> [DATA SUPPLIED]:
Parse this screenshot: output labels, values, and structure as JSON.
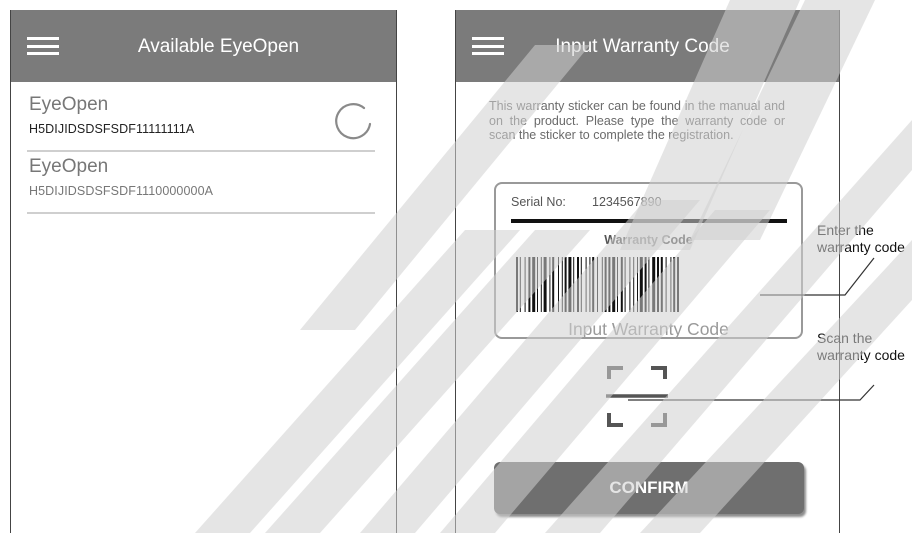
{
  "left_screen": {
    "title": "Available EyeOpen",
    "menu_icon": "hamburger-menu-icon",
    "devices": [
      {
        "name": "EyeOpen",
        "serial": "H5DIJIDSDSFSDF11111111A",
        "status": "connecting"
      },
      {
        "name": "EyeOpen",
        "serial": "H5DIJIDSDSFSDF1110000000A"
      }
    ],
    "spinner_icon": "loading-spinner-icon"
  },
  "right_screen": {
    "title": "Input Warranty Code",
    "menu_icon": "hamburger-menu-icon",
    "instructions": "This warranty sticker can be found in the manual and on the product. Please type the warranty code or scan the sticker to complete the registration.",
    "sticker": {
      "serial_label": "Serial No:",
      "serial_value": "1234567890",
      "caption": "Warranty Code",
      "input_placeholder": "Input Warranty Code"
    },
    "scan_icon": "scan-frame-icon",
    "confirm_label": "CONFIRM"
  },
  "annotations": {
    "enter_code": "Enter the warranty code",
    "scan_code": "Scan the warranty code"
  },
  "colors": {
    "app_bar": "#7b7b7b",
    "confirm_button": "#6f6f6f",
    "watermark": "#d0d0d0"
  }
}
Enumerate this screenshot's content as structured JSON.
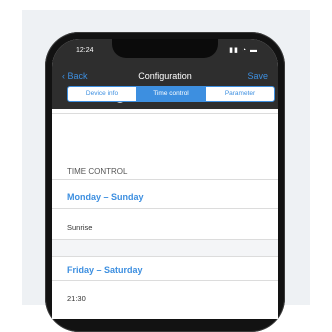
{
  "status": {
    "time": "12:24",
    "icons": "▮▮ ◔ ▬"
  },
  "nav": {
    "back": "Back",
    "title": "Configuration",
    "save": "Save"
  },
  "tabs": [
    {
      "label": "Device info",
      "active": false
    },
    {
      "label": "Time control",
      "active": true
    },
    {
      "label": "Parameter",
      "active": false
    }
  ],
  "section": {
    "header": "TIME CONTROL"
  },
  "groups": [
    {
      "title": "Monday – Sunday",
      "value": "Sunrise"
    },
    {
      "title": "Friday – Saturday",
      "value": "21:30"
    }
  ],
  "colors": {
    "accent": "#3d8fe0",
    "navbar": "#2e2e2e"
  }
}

> [AIM]:
Give back the whole listing as it stands, minus its pictures.

> [WRITTEN RESPONSE]:
Parse this screenshot: output labels, values, and structure as JSON.
{
  "left_screen": {
    "title": "Available EyeOpen",
    "menu_icon": "hamburger-menu-icon",
    "devices": [
      {
        "name": "EyeOpen",
        "serial": "H5DIJIDSDSFSDF11111111A",
        "status": "connecting"
      },
      {
        "name": "EyeOpen",
        "serial": "H5DIJIDSDSFSDF1110000000A"
      }
    ],
    "spinner_icon": "loading-spinner-icon"
  },
  "right_screen": {
    "title": "Input Warranty Code",
    "menu_icon": "hamburger-menu-icon",
    "instructions": "This warranty sticker can be found in the manual and on the product. Please type the warranty code or scan the sticker to complete the registration.",
    "sticker": {
      "serial_label": "Serial No:",
      "serial_value": "1234567890",
      "caption": "Warranty Code",
      "input_placeholder": "Input Warranty Code"
    },
    "scan_icon": "scan-frame-icon",
    "confirm_label": "CONFIRM"
  },
  "annotations": {
    "enter_code": "Enter the warranty code",
    "scan_code": "Scan the warranty code"
  },
  "colors": {
    "app_bar": "#7b7b7b",
    "confirm_button": "#6f6f6f",
    "watermark": "#d0d0d0"
  }
}
Enumerate this screenshot's content as structured JSON.
{
  "status": {
    "time": "12:24",
    "icons": "▮▮ ◔ ▬"
  },
  "nav": {
    "back": "Back",
    "title": "Configuration",
    "save": "Save"
  },
  "tabs": [
    {
      "label": "Device info",
      "active": false
    },
    {
      "label": "Time control",
      "active": true
    },
    {
      "label": "Parameter",
      "active": false
    }
  ],
  "section": {
    "header": "TIME CONTROL"
  },
  "groups": [
    {
      "title": "Monday – Sunday",
      "value": "Sunrise"
    },
    {
      "title": "Friday – Saturday",
      "value": "21:30"
    }
  ],
  "colors": {
    "accent": "#3d8fe0",
    "navbar": "#2e2e2e"
  }
}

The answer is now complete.